> GIVEN EXERCISE
Take every line from the listing below that contains "иного".

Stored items
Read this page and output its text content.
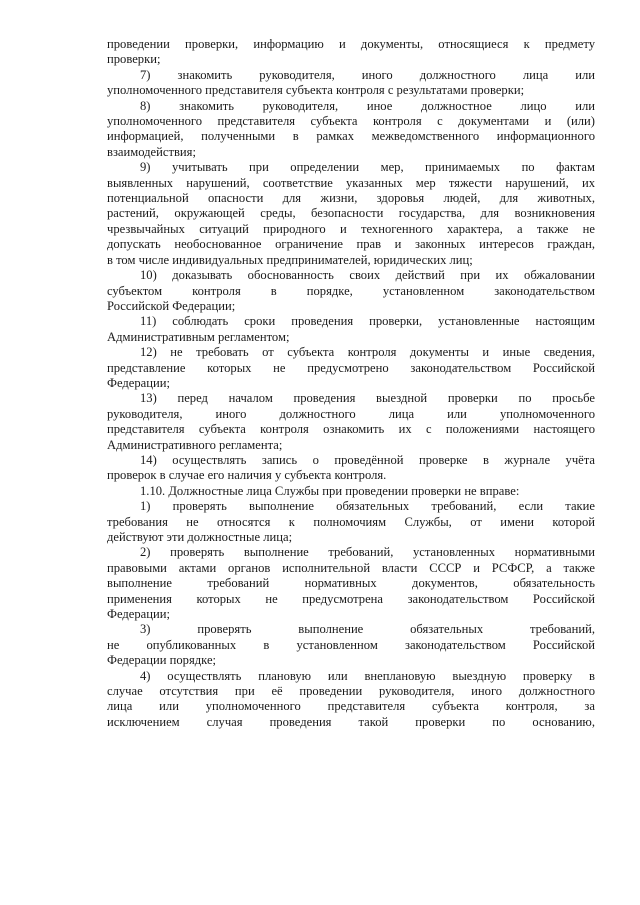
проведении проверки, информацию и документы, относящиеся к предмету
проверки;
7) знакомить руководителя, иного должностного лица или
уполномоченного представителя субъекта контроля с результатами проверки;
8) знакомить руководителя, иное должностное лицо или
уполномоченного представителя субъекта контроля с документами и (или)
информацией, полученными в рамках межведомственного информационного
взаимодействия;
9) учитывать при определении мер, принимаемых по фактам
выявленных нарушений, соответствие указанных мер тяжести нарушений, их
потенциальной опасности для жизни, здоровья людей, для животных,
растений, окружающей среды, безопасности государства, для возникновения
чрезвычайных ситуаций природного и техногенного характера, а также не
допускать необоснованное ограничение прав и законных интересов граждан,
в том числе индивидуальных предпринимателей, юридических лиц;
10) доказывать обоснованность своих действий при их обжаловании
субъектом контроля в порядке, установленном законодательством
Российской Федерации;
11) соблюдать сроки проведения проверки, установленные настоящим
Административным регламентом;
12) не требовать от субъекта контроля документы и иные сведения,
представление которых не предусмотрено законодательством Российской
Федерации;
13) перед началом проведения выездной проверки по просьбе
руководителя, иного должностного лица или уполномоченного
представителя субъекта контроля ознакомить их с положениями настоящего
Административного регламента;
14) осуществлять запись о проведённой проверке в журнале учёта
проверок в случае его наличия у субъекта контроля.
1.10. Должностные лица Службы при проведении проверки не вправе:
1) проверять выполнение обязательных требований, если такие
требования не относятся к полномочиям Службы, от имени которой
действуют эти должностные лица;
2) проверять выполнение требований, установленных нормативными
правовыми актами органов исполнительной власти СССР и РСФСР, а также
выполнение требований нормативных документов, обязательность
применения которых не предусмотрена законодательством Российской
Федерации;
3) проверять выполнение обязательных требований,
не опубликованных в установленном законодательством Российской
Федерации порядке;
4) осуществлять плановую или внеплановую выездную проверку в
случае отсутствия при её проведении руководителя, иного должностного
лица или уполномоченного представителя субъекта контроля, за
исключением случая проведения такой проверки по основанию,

> OUTPUT FOR THIS EXERCISE
7) знакомить руководителя, иного должностного лица или
руководителя, иного должностного лица или уполномоченного
случае отсутствия при её проведении руководителя, иного должностного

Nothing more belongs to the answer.